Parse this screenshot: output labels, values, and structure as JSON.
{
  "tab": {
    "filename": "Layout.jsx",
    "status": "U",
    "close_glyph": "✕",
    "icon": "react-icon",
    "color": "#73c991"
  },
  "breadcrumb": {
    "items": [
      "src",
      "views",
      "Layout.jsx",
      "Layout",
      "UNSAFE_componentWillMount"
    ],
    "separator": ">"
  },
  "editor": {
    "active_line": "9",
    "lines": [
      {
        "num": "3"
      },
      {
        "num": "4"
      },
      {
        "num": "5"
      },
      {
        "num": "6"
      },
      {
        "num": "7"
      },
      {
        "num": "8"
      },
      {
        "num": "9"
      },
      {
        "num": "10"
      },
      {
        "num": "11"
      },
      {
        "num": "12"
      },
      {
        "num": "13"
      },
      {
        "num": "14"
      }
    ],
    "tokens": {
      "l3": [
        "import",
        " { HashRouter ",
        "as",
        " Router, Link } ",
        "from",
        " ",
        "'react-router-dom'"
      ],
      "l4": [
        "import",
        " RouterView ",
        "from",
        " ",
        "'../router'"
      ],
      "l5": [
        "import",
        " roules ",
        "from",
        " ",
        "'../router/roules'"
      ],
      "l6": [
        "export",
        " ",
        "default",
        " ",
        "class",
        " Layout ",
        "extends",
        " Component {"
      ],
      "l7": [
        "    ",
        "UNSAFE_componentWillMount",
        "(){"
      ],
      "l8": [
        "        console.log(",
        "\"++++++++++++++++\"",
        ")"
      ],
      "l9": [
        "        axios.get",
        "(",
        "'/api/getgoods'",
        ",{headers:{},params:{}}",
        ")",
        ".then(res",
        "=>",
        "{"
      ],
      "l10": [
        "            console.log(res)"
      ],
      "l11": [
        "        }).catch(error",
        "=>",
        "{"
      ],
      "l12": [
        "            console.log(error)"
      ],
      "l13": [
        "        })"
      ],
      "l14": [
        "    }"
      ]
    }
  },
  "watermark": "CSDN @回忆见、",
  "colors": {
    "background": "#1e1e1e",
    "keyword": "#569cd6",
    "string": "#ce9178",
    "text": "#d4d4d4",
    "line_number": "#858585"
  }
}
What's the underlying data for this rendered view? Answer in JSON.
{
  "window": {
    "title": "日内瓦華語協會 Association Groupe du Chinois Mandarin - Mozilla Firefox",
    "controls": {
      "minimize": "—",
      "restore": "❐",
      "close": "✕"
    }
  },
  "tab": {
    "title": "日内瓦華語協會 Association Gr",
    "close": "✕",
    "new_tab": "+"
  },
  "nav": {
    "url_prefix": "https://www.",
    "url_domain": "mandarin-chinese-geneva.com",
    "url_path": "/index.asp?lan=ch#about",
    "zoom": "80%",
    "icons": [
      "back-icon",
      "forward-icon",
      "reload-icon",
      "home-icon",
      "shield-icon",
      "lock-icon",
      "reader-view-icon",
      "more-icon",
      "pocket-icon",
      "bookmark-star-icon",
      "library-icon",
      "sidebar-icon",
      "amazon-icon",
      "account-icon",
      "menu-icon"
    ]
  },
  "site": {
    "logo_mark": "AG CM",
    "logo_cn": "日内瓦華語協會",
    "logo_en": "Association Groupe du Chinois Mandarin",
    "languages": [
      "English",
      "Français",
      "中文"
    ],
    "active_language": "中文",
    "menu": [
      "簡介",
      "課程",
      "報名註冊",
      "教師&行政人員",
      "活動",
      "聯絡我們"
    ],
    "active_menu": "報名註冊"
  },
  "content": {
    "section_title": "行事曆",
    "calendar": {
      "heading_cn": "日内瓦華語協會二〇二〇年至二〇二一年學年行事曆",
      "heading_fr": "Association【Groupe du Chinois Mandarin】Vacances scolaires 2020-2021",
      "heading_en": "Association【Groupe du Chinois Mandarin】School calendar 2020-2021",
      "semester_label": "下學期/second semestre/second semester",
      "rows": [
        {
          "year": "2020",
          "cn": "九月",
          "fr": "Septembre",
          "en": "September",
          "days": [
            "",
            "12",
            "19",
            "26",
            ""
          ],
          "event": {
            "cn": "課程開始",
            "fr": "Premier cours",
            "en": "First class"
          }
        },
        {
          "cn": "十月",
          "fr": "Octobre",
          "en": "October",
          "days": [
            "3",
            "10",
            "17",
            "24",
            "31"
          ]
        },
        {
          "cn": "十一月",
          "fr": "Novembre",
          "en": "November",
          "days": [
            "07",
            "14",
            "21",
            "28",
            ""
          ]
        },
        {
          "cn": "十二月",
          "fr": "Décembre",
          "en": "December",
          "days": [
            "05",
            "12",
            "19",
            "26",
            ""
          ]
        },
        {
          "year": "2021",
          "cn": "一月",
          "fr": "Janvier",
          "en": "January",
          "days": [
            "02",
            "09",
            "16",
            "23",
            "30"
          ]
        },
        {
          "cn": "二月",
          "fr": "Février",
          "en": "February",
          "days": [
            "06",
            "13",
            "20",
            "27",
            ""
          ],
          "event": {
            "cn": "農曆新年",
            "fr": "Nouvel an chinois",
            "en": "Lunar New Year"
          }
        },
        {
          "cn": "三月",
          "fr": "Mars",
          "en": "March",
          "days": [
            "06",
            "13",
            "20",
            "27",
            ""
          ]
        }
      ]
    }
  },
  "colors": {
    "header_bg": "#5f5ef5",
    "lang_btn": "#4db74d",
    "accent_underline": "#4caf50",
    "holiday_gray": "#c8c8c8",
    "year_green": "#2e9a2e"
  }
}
=-=-=
STATED GOAL -
Repeat all the entries exactly as given.

RESULT OF THE TASK -
Parse this screenshot: output labels, values, and structure as JSON.
{
  "tab": {
    "filename": "Layout.jsx",
    "status": "U",
    "close_glyph": "✕",
    "icon": "react-icon",
    "color": "#73c991"
  },
  "breadcrumb": {
    "items": [
      "src",
      "views",
      "Layout.jsx",
      "Layout",
      "UNSAFE_componentWillMount"
    ],
    "separator": ">"
  },
  "editor": {
    "active_line": "9",
    "lines": [
      {
        "num": "3"
      },
      {
        "num": "4"
      },
      {
        "num": "5"
      },
      {
        "num": "6"
      },
      {
        "num": "7"
      },
      {
        "num": "8"
      },
      {
        "num": "9"
      },
      {
        "num": "10"
      },
      {
        "num": "11"
      },
      {
        "num": "12"
      },
      {
        "num": "13"
      },
      {
        "num": "14"
      }
    ],
    "tokens": {
      "l3": [
        "import",
        " { HashRouter ",
        "as",
        " Router, Link } ",
        "from",
        " ",
        "'react-router-dom'"
      ],
      "l4": [
        "import",
        " RouterView ",
        "from",
        " ",
        "'../router'"
      ],
      "l5": [
        "import",
        " roules ",
        "from",
        " ",
        "'../router/roules'"
      ],
      "l6": [
        "export",
        " ",
        "default",
        " ",
        "class",
        " Layout ",
        "extends",
        " Component {"
      ],
      "l7": [
        "    ",
        "UNSAFE_componentWillMount",
        "(){"
      ],
      "l8": [
        "        console.log(",
        "\"++++++++++++++++\"",
        ")"
      ],
      "l9": [
        "        axios.get",
        "(",
        "'/api/getgoods'",
        ",{headers:{},params:{}}",
        ")",
        ".then(res",
        "=>",
        "{"
      ],
      "l10": [
        "            console.log(res)"
      ],
      "l11": [
        "        }).catch(error",
        "=>",
        "{"
      ],
      "l12": [
        "            console.log(error)"
      ],
      "l13": [
        "        })"
      ],
      "l14": [
        "    }"
      ]
    }
  },
  "watermark": "CSDN @回忆见、",
  "colors": {
    "background": "#1e1e1e",
    "keyword": "#569cd6",
    "string": "#ce9178",
    "text": "#d4d4d4",
    "line_number": "#858585"
  }
}
What's the underlying data for this rendered view? Answer in JSON.
{
  "window": {
    "title": "日内瓦華語協會 Association Groupe du Chinois Mandarin - Mozilla Firefox",
    "controls": {
      "minimize": "—",
      "restore": "❐",
      "close": "✕"
    }
  },
  "tab": {
    "title": "日内瓦華語協會 Association Gr",
    "close": "✕",
    "new_tab": "+"
  },
  "nav": {
    "url_prefix": "https://www.",
    "url_domain": "mandarin-chinese-geneva.com",
    "url_path": "/index.asp?lan=ch#about",
    "zoom": "80%",
    "icons": [
      "back-icon",
      "forward-icon",
      "reload-icon",
      "home-icon",
      "shield-icon",
      "lock-icon",
      "reader-view-icon",
      "more-icon",
      "pocket-icon",
      "bookmark-star-icon",
      "library-icon",
      "sidebar-icon",
      "amazon-icon",
      "account-icon",
      "menu-icon"
    ]
  },
  "site": {
    "logo_mark": "AG CM",
    "logo_cn": "日内瓦華語協會",
    "logo_en": "Association Groupe du Chinois Mandarin",
    "languages": [
      "English",
      "Français",
      "中文"
    ],
    "active_language": "中文",
    "menu": [
      "簡介",
      "課程",
      "報名註冊",
      "教師&行政人員",
      "活動",
      "聯絡我們"
    ],
    "active_menu": "報名註冊"
  },
  "content": {
    "section_title": "行事曆",
    "calendar": {
      "heading_cn": "日内瓦華語協會二〇二〇年至二〇二一年學年行事曆",
      "heading_fr": "Association【Groupe du Chinois Mandarin】Vacances scolaires 2020-2021",
      "heading_en": "Association【Groupe du Chinois Mandarin】School calendar 2020-2021",
      "semester_label": "下學期/second semestre/second semester",
      "rows": [
        {
          "year": "2020",
          "cn": "九月",
          "fr": "Septembre",
          "en": "September",
          "days": [
            "",
            "12",
            "19",
            "26",
            ""
          ],
          "event": {
            "cn": "課程開始",
            "fr": "Premier cours",
            "en": "First class"
          }
        },
        {
          "cn": "十月",
          "fr": "Octobre",
          "en": "October",
          "days": [
            "3",
            "10",
            "17",
            "24",
            "31"
          ]
        },
        {
          "cn": "十一月",
          "fr": "Novembre",
          "en": "November",
          "days": [
            "07",
            "14",
            "21",
            "28",
            ""
          ]
        },
        {
          "cn": "十二月",
          "fr": "Décembre",
          "en": "December",
          "days": [
            "05",
            "12",
            "19",
            "26",
            ""
          ]
        },
        {
          "year": "2021",
          "cn": "一月",
          "fr": "Janvier",
          "en": "January",
          "days": [
            "02",
            "09",
            "16",
            "23",
            "30"
          ]
        },
        {
          "cn": "二月",
          "fr": "Février",
          "en": "February",
          "days": [
            "06",
            "13",
            "20",
            "27",
            ""
          ],
          "event": {
            "cn": "農曆新年",
            "fr": "Nouvel an chinois",
            "en": "Lunar New Year"
          }
        },
        {
          "cn": "三月",
          "fr": "Mars",
          "en": "March",
          "days": [
            "06",
            "13",
            "20",
            "27",
            ""
          ]
        }
      ]
    }
  },
  "colors": {
    "header_bg": "#5f5ef5",
    "lang_btn": "#4db74d",
    "accent_underline": "#4caf50",
    "holiday_gray": "#c8c8c8",
    "year_green": "#2e9a2e"
  }
}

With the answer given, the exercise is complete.